* STATED EXERCISE: Copy out all of the material below, substituting "legend-pointer" for every occurrence of "legend-arrow" and changing nothing else.

* ENTRIES SHOWN:
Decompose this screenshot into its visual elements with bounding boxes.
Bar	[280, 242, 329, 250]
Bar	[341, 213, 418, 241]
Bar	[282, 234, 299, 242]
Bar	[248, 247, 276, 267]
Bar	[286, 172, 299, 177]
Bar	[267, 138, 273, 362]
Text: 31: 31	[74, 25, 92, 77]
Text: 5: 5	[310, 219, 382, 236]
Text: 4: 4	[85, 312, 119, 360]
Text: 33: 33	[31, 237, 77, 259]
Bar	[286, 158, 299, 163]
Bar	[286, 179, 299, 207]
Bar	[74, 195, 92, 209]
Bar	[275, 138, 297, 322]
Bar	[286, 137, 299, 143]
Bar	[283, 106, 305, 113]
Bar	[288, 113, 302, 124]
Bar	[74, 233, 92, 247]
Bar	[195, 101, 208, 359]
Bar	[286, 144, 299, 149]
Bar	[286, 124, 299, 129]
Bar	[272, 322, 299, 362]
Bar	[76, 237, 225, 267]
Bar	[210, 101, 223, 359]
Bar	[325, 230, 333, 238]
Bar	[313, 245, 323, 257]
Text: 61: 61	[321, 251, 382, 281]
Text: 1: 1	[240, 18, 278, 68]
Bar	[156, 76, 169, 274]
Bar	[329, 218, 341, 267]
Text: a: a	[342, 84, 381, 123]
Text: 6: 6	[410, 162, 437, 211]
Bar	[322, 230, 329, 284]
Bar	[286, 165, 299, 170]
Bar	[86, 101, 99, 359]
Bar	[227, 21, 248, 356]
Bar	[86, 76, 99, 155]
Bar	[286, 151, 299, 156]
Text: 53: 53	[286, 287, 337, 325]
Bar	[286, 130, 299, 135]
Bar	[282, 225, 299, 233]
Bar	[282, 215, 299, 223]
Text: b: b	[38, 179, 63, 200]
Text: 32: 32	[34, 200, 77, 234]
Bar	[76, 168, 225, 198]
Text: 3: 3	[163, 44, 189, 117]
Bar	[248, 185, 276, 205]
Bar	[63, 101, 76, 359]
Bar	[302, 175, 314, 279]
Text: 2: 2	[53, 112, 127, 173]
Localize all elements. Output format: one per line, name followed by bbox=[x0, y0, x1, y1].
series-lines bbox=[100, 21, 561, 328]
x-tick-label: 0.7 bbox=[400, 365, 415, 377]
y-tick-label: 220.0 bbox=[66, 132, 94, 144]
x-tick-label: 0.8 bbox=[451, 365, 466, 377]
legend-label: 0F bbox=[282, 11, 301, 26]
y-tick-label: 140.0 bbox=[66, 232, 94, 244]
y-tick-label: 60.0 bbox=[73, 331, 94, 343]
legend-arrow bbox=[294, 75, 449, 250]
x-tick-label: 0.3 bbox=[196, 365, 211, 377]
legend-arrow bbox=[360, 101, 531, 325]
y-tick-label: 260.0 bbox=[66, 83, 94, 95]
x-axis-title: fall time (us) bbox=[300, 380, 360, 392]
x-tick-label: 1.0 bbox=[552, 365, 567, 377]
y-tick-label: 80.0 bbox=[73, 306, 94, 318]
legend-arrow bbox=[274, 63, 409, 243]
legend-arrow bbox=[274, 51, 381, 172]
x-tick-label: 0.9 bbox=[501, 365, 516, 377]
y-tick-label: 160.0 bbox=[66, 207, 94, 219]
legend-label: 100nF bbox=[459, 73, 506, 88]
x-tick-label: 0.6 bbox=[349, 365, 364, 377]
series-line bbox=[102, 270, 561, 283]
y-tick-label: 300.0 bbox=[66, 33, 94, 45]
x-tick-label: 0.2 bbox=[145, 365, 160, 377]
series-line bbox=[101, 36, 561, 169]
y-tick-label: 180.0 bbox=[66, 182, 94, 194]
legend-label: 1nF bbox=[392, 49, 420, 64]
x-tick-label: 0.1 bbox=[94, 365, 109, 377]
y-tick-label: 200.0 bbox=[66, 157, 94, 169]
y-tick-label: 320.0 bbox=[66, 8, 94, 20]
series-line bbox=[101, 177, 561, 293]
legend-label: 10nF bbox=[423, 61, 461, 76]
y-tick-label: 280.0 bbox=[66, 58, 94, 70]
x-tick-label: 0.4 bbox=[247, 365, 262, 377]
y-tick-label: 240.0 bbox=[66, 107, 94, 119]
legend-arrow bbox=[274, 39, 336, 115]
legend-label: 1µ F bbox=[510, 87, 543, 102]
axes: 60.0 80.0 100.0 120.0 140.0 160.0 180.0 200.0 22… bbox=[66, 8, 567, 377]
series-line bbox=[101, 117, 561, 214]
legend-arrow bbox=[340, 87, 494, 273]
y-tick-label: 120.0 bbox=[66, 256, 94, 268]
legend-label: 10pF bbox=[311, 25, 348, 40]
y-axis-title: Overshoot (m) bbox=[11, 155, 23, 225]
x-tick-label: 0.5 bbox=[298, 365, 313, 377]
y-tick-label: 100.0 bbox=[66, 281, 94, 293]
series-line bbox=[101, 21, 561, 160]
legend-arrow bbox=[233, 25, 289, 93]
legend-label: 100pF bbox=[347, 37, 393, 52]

* TASK RESPONSE:
Decompose this screenshot into its visual elements with bounding boxes.
Bar	[280, 242, 329, 250]
Bar	[341, 213, 418, 241]
Bar	[282, 234, 299, 242]
Bar	[248, 247, 276, 267]
Bar	[286, 172, 299, 177]
Bar	[267, 138, 273, 362]
Text: 31: 31	[74, 25, 92, 77]
Text: 5: 5	[310, 219, 382, 236]
Text: 4: 4	[85, 312, 119, 360]
Text: 33: 33	[31, 237, 77, 259]
Bar	[286, 158, 299, 163]
Bar	[286, 179, 299, 207]
Bar	[74, 195, 92, 209]
Bar	[275, 138, 297, 322]
Bar	[286, 137, 299, 143]
Bar	[283, 106, 305, 113]
Bar	[288, 113, 302, 124]
Bar	[74, 233, 92, 247]
Bar	[195, 101, 208, 359]
Bar	[286, 144, 299, 149]
Bar	[286, 124, 299, 129]
Bar	[272, 322, 299, 362]
Bar	[76, 237, 225, 267]
Bar	[210, 101, 223, 359]
Bar	[325, 230, 333, 238]
Bar	[313, 245, 323, 257]
Text: 61: 61	[321, 251, 382, 281]
Text: 1: 1	[240, 18, 278, 68]
Bar	[156, 76, 169, 274]
Bar	[329, 218, 341, 267]
Text: a: a	[342, 84, 381, 123]
Text: 6: 6	[410, 162, 437, 211]
Bar	[322, 230, 329, 284]
Bar	[286, 165, 299, 170]
Bar	[86, 101, 99, 359]
Bar	[227, 21, 248, 356]
Bar	[86, 76, 99, 155]
Bar	[286, 151, 299, 156]
Text: 53: 53	[286, 287, 337, 325]
Bar	[286, 130, 299, 135]
Bar	[282, 225, 299, 233]
Bar	[282, 215, 299, 223]
Text: b: b	[38, 179, 63, 200]
Text: 32: 32	[34, 200, 77, 234]
Bar	[76, 168, 225, 198]
Text: 3: 3	[163, 44, 189, 117]
Bar	[248, 185, 276, 205]
Bar	[63, 101, 76, 359]
Bar	[302, 175, 314, 279]
Text: 2: 2	[53, 112, 127, 173]
Localize all elements. Output format: one per line, name followed by bbox=[x0, y0, x1, y1].
series-lines bbox=[100, 21, 561, 328]
x-tick-label: 0.7 bbox=[400, 365, 415, 377]
y-tick-label: 220.0 bbox=[66, 132, 94, 144]
x-tick-label: 0.8 bbox=[451, 365, 466, 377]
legend-label: 0F bbox=[282, 11, 301, 26]
y-tick-label: 140.0 bbox=[66, 232, 94, 244]
y-tick-label: 60.0 bbox=[73, 331, 94, 343]
legend-pointer bbox=[294, 75, 449, 250]
x-tick-label: 0.3 bbox=[196, 365, 211, 377]
legend-pointer bbox=[360, 101, 531, 325]
y-tick-label: 260.0 bbox=[66, 83, 94, 95]
x-axis-title: fall time (us) bbox=[300, 380, 360, 392]
x-tick-label: 1.0 bbox=[552, 365, 567, 377]
y-tick-label: 80.0 bbox=[73, 306, 94, 318]
legend-pointer bbox=[274, 63, 409, 243]
legend-pointer bbox=[274, 51, 381, 172]
x-tick-label: 0.9 bbox=[501, 365, 516, 377]
y-tick-label: 160.0 bbox=[66, 207, 94, 219]
legend-label: 100nF bbox=[459, 73, 506, 88]
x-tick-label: 0.6 bbox=[349, 365, 364, 377]
series-line bbox=[102, 270, 561, 283]
y-tick-label: 300.0 bbox=[66, 33, 94, 45]
x-tick-label: 0.2 bbox=[145, 365, 160, 377]
series-line bbox=[101, 36, 561, 169]
y-tick-label: 180.0 bbox=[66, 182, 94, 194]
legend-label: 1nF bbox=[392, 49, 420, 64]
x-tick-label: 0.1 bbox=[94, 365, 109, 377]
y-tick-label: 200.0 bbox=[66, 157, 94, 169]
y-tick-label: 320.0 bbox=[66, 8, 94, 20]
series-line bbox=[101, 177, 561, 293]
legend-label: 10nF bbox=[423, 61, 461, 76]
y-tick-label: 280.0 bbox=[66, 58, 94, 70]
x-tick-label: 0.4 bbox=[247, 365, 262, 377]
y-tick-label: 240.0 bbox=[66, 107, 94, 119]
legend-pointer bbox=[274, 39, 336, 115]
legend-label: 1µ F bbox=[510, 87, 543, 102]
axes: 60.0 80.0 100.0 120.0 140.0 160.0 180.0 200.0 22… bbox=[66, 8, 567, 377]
series-line bbox=[101, 117, 561, 214]
legend-pointer bbox=[340, 87, 494, 273]
y-tick-label: 120.0 bbox=[66, 256, 94, 268]
legend-label: 10pF bbox=[311, 25, 348, 40]
y-axis-title: Overshoot (m) bbox=[11, 155, 23, 225]
x-tick-label: 0.5 bbox=[298, 365, 313, 377]
y-tick-label: 100.0 bbox=[66, 281, 94, 293]
series-line bbox=[101, 21, 561, 160]
legend-pointer bbox=[233, 25, 289, 93]
legend-label: 100pF bbox=[347, 37, 393, 52]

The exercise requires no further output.